[Extrait choisi]:
* * * *

En fonction du nombre de salariés travaillant à domicile, il contribue également à la réduction de la surface de bureau nécessaire et aux charges de loyer ou d’amortissement. Par exemple, IBM aurait économisé environ 100 millions de dollars par an depuis que la société a mis en place le travail à domicile pour certains de ses collaborateurs. De plus, d’après une étude du cabinet Kronos datant de 2016, le télétravail génèrerait une diminution d’arrêts maladie : en moyenne 5,5 jours par an en moins, les salariés estimant être davantage en droit de répartir leur temps de travail aux horaires propices à leurs convenances.

Par extension, cette liberté stimule l’accroissement de la responsabilisation des salariés invoquée par le télétravail, ces derniers ayant une meilleure gestion de leur emploi du temps.

* * * *

Lignes extraites:
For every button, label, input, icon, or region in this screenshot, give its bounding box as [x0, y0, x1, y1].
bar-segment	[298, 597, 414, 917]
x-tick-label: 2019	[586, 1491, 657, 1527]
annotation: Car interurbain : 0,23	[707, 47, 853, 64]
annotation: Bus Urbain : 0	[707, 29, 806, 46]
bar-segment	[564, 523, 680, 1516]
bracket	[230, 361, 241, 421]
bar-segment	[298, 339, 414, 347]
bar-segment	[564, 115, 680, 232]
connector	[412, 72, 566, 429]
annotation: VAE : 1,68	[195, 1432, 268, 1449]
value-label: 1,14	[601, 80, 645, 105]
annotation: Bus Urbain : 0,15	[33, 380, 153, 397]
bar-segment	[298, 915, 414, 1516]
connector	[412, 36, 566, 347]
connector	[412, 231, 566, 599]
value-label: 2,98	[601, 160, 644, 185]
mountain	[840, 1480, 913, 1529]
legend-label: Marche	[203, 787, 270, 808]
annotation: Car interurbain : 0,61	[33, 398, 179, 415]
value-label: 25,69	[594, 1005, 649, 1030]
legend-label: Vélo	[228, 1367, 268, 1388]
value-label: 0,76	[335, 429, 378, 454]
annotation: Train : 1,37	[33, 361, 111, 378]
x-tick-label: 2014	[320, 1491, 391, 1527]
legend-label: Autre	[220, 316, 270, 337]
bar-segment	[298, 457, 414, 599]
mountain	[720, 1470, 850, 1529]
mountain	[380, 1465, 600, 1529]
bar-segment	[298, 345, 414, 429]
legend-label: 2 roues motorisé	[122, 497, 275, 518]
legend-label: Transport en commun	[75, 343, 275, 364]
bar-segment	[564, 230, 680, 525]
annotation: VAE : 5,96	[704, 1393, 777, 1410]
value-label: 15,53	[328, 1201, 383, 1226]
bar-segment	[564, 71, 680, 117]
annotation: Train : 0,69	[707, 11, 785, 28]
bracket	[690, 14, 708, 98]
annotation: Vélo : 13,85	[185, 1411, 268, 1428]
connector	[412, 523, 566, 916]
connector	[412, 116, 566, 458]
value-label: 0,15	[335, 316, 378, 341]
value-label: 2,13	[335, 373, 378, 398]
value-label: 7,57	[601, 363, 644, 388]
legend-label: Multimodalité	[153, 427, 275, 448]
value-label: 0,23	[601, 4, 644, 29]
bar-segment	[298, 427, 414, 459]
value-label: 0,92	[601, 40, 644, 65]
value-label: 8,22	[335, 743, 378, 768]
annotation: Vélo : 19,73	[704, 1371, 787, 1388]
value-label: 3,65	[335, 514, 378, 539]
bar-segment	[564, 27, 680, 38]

* * * *

[Exercices]:
1: Recopiez le passage du texte sur le télétravail qui commence par « En fonction du » et se termine par « à leurs convenances. ».
2: Répondez à ces questions sur le texte consacré au télétravail :
(a) Quelle somme IBM aurait-il économisée chaque année ?
(b) Selon l'étude du cabinet Kronos, de combien de jours par an les arrêts maladie baisseraient-ils en moyenne ?
(c) Qu'est-ce que les salariés gèrent mieux d'après la dernière phrase ?
3: Prolongez le texte sur le télétravail à partir de sa dernière phrase.

[Réponses]:
1:
En fonction du nombre de salariés travaillant à domicile, il contribue également à la réduction de la surface de bureau nécessaire et aux charges de loyer ou d’amortissement. Par exemple, IBM aurait économisé environ 100 millions de dollars par an depuis que la société a mis en place le travail à domicile pour certains de ses collaborateurs. De plus, d’après une étude du cabinet Kronos datant de 2016, le télétravail génèrerait une diminution d’arrêts maladie : en moyenne 5,5 jours par an en moins, les salariés estimant être davantage en droit de répartir leur temps de travail aux horaires propices à leurs convenances.

2:
(a) Environ 100 millions de dollars par an.
(b) De 5,5 jours par an en moyenne.
(c) Leur emploi du temps.

3:
Perçue sous un angle sociologique, l’analyse des bienfaits du télétravail met en évidence une réduction des « dysfonctionnements managériaux », souvent source de conflit ou d’absentéisme au bureau. Néanmoins, cette tendance pourrait également s’appliquer à l’exercice de la profession en distanciel, sachant que de nombreux managers douteux de la conscience professionnelle de leurs salariés, envoient régulièrement des messages afin de s’assurer que les collaborateurs sont véritablement opérationnels. Face à ce constat mitigé, se pose alors la question des inconvénients de cette pratique.

Quels inconvénients ?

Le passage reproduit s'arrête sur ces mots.